● **Task goal**:
Your answer should be a single number: the count of lines in the material below that hold "сунул".

==================================================

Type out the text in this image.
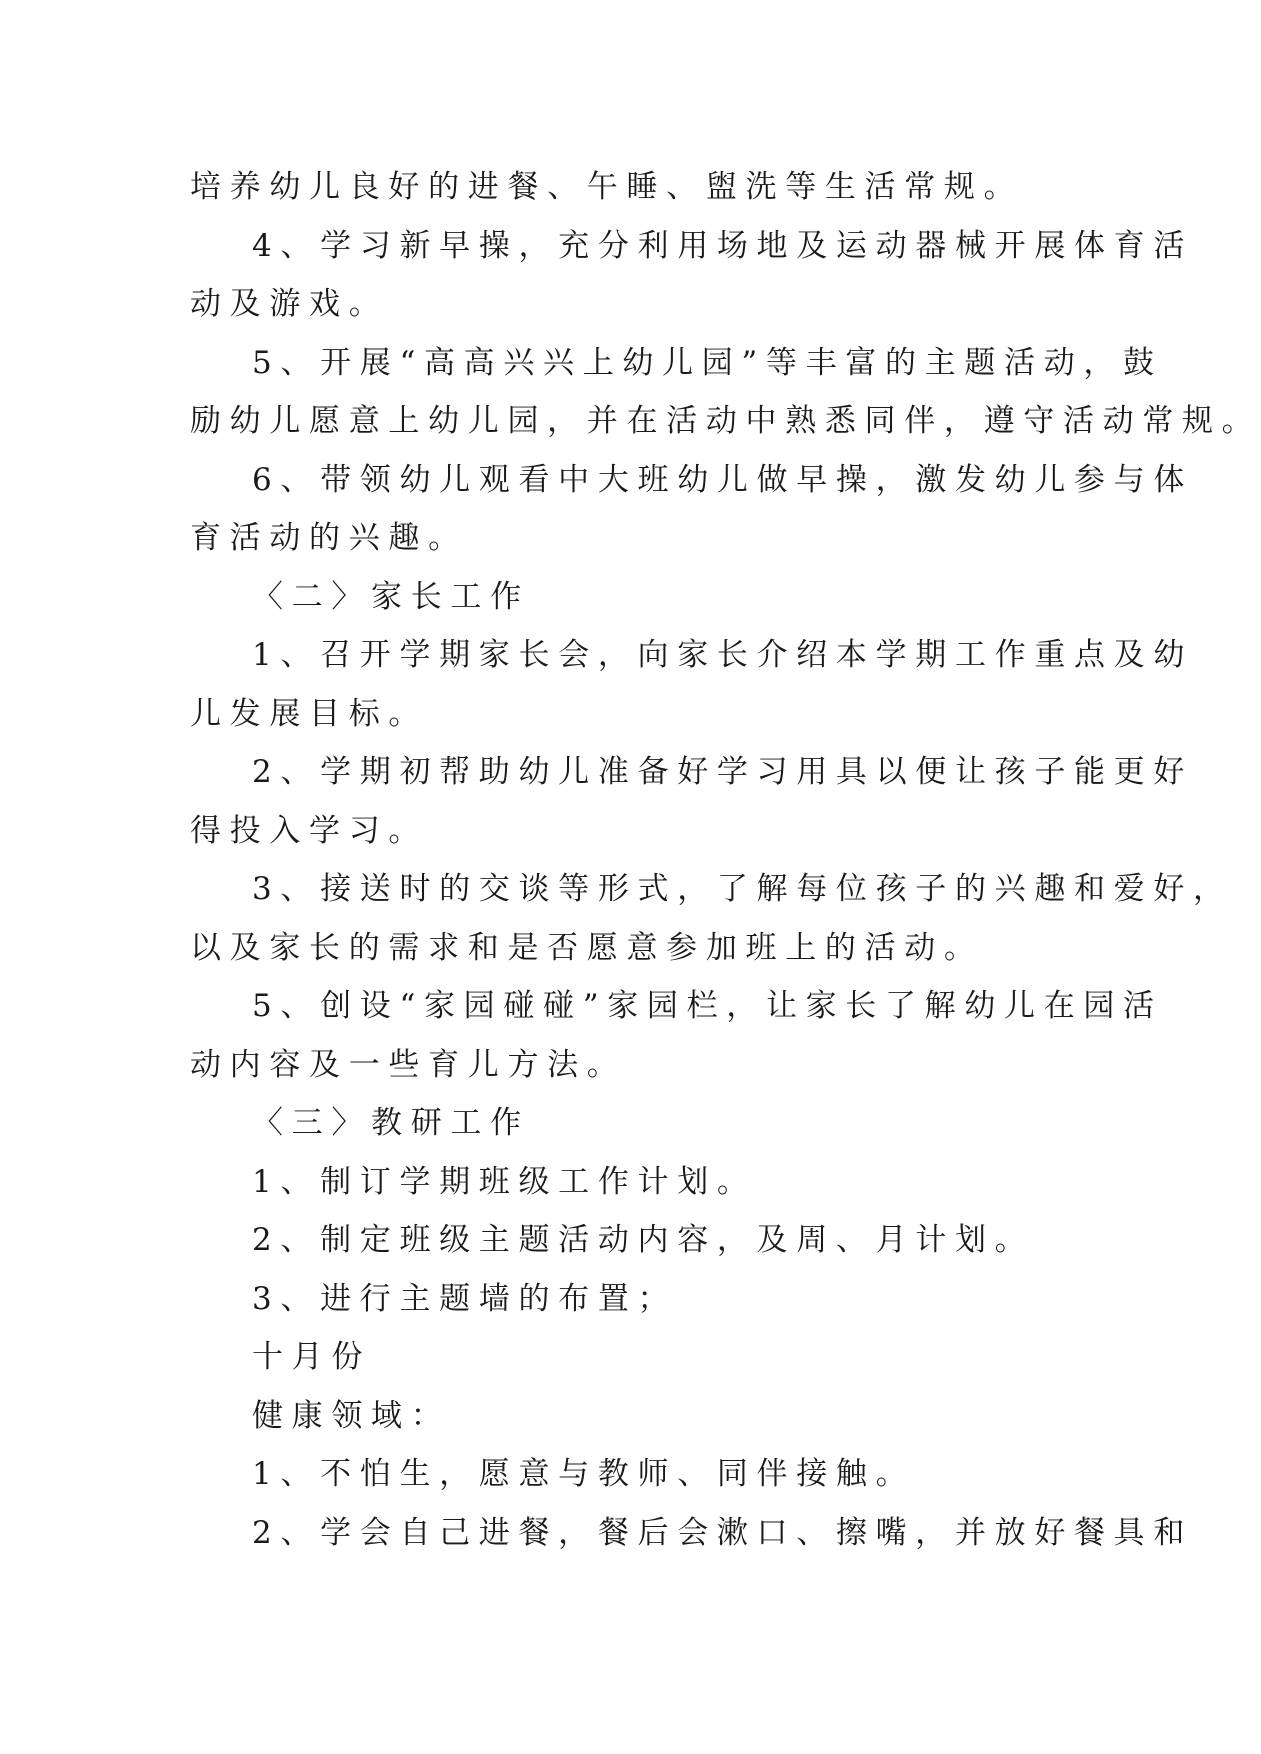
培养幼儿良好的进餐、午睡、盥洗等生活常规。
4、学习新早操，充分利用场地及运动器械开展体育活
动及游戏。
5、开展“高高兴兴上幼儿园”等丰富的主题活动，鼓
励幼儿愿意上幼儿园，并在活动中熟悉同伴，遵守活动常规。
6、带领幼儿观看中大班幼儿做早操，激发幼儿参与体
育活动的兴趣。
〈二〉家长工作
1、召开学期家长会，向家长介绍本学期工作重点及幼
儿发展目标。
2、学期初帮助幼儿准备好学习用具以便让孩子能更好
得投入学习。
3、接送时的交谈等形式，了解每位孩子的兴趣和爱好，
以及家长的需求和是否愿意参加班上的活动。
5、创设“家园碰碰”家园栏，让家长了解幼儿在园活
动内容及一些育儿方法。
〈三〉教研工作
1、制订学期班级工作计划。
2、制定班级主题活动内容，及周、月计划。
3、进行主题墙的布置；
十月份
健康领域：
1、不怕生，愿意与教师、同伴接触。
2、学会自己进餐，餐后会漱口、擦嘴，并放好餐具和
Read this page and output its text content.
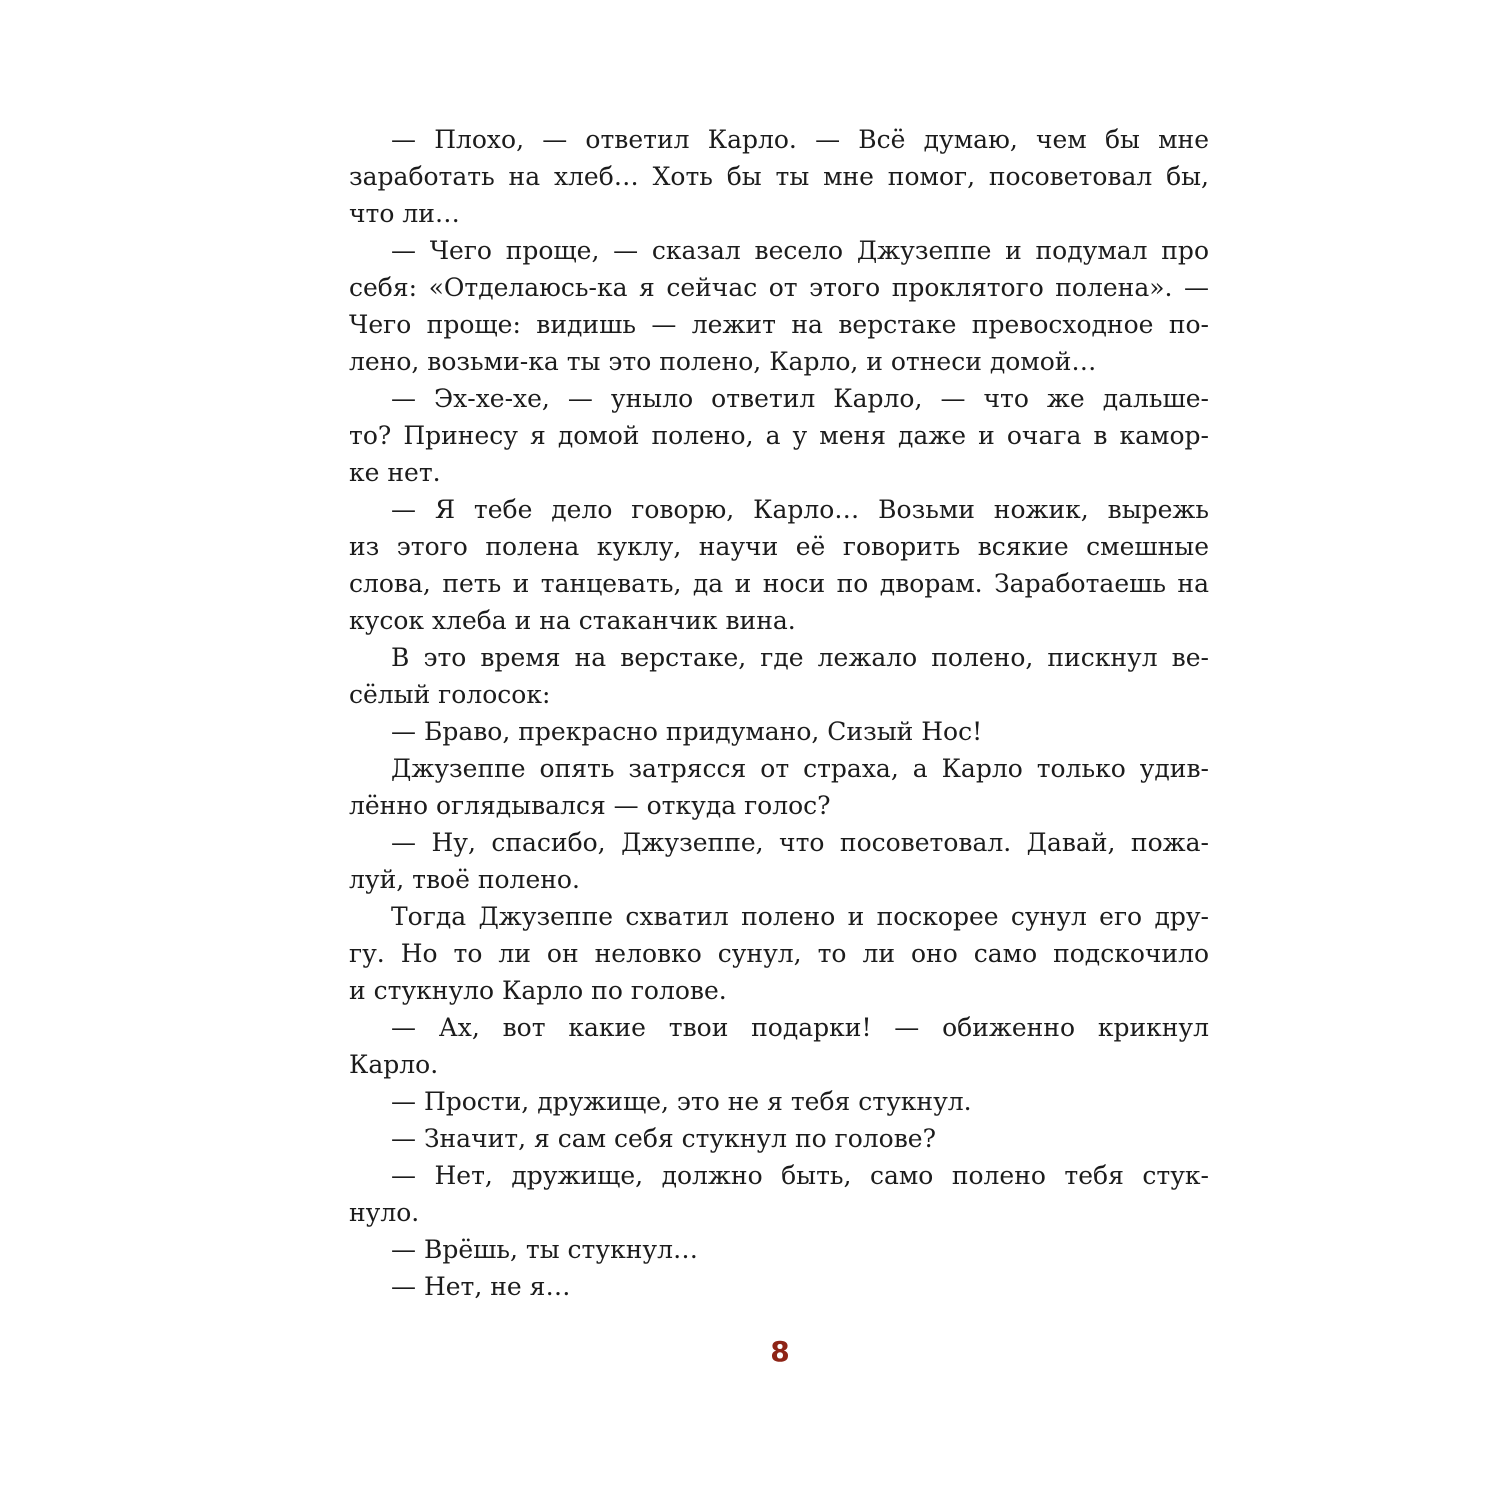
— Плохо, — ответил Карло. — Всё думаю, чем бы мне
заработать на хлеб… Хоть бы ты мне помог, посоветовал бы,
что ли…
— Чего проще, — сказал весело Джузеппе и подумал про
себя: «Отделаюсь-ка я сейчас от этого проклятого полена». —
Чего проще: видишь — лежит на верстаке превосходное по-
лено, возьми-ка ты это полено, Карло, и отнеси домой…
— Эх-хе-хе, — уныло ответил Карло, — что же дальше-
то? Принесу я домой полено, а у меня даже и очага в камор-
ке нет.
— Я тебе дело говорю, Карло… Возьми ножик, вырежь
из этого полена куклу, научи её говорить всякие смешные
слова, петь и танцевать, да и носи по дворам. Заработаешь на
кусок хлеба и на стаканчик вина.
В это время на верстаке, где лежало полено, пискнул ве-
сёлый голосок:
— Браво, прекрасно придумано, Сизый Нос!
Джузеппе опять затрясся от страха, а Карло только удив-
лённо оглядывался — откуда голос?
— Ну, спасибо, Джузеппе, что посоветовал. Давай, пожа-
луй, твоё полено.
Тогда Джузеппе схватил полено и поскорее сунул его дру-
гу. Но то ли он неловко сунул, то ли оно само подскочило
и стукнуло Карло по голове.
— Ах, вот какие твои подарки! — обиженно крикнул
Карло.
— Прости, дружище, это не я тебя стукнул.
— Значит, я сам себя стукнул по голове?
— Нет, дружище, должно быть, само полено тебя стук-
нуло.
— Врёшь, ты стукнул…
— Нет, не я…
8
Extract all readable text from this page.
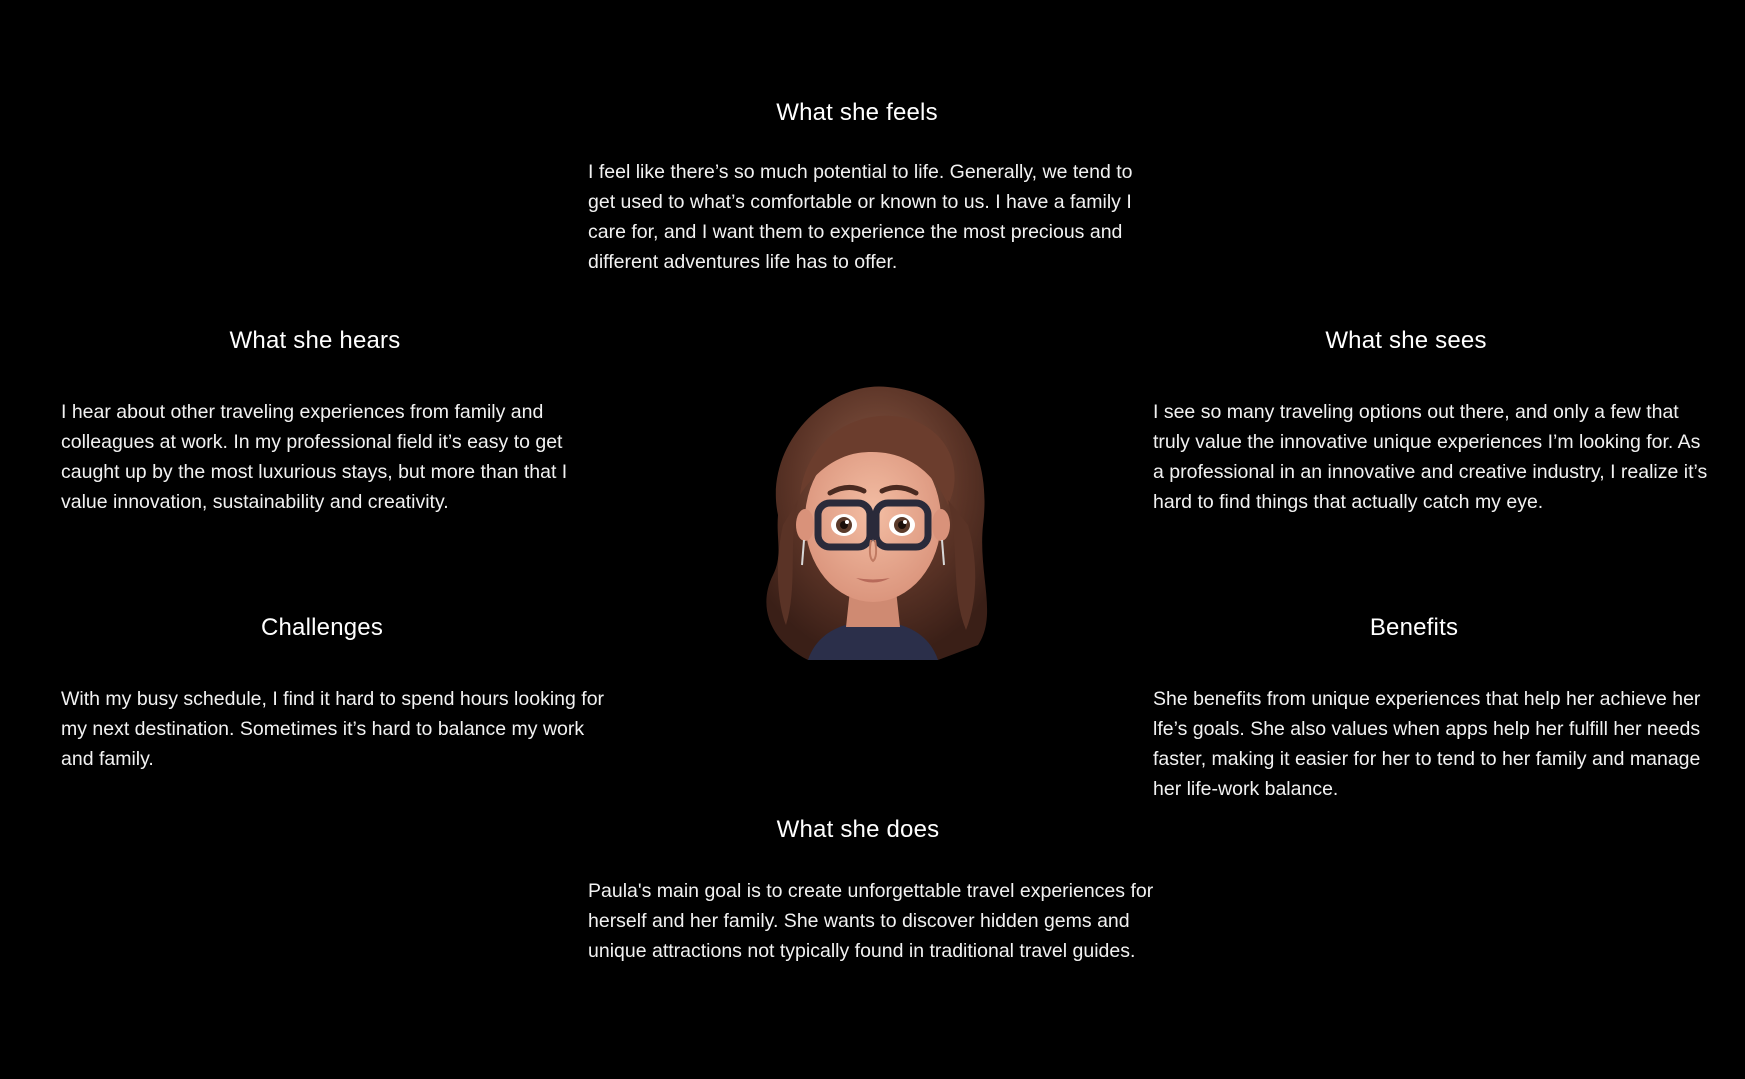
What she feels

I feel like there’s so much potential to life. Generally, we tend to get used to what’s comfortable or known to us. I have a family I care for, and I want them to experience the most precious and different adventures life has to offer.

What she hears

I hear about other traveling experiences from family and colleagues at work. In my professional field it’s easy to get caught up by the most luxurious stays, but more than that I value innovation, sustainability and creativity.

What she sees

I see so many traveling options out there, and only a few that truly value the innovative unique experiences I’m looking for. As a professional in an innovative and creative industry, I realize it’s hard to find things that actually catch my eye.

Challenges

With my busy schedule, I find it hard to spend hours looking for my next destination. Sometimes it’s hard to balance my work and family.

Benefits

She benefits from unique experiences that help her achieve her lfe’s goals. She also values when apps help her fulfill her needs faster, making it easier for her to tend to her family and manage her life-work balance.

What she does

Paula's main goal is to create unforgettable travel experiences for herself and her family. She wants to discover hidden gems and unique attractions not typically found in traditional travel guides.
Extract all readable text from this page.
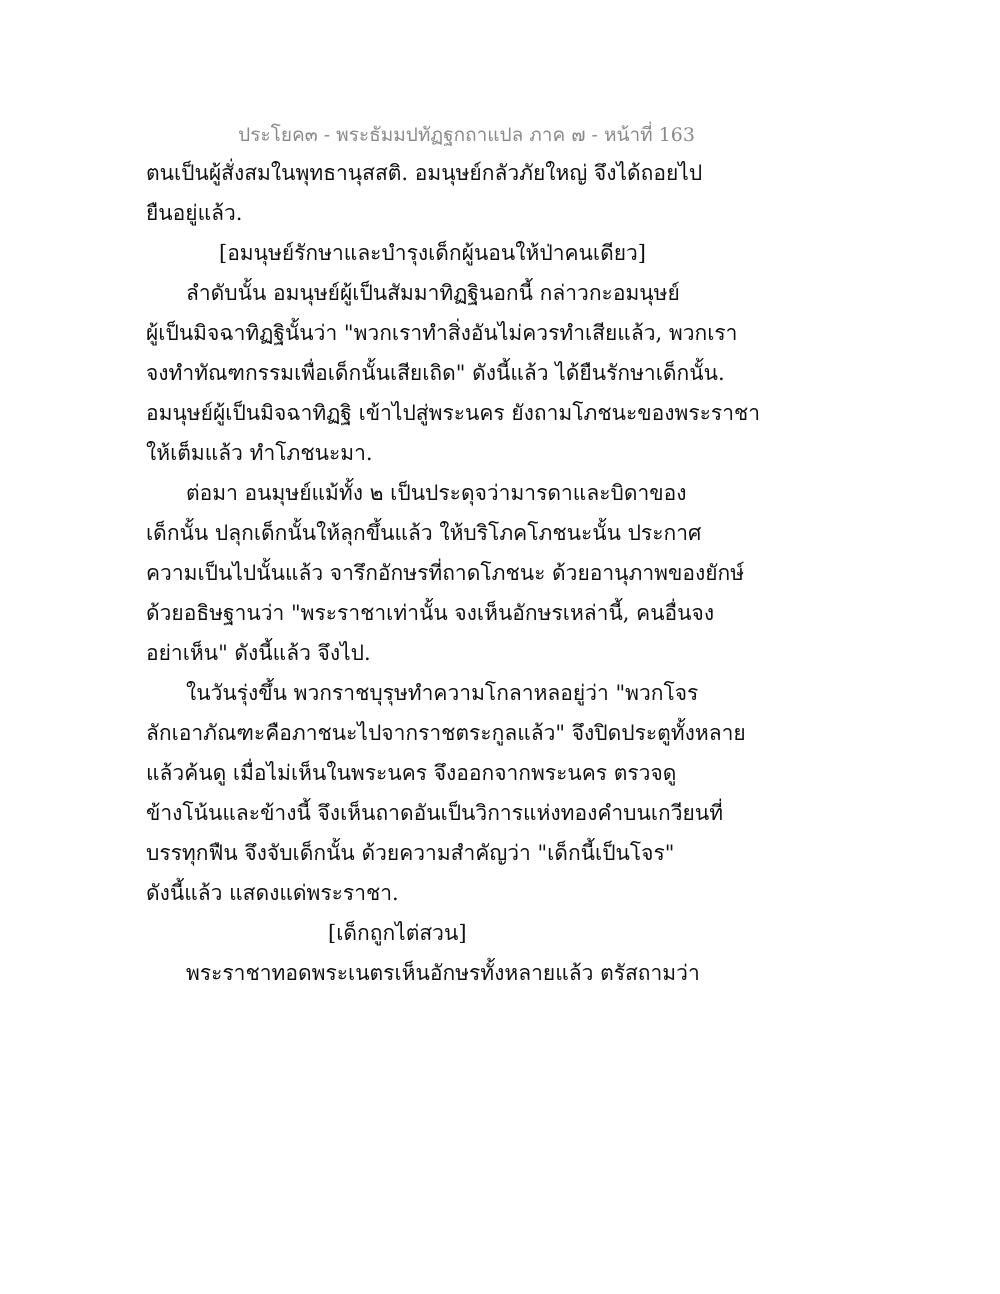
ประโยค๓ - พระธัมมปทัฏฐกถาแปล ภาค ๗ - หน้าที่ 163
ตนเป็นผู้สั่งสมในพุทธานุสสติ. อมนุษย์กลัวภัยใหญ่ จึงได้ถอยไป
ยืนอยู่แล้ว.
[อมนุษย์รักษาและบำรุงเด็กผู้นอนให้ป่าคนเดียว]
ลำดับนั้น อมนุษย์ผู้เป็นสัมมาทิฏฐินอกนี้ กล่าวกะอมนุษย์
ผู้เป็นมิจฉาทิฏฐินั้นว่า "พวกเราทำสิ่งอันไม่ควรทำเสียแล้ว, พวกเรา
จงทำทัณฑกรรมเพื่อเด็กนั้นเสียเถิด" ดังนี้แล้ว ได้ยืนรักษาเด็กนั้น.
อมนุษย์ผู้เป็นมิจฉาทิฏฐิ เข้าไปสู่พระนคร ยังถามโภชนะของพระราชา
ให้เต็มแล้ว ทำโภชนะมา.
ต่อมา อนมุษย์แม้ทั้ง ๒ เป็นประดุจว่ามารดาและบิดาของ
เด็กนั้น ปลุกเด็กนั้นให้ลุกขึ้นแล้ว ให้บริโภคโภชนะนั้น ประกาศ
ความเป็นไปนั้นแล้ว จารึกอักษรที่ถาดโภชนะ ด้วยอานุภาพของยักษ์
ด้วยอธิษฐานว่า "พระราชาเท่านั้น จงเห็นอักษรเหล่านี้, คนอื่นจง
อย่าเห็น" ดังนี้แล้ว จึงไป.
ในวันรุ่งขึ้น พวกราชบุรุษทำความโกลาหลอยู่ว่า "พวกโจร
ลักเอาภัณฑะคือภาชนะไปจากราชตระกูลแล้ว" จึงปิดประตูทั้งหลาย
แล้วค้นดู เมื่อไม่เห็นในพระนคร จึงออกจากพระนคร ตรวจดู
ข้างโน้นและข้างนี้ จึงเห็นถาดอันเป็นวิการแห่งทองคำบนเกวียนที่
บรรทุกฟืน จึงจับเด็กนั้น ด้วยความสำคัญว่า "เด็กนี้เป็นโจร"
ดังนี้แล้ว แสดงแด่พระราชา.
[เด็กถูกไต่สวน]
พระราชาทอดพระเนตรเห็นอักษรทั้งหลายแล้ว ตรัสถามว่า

==================================================

● **Exercise result**:
2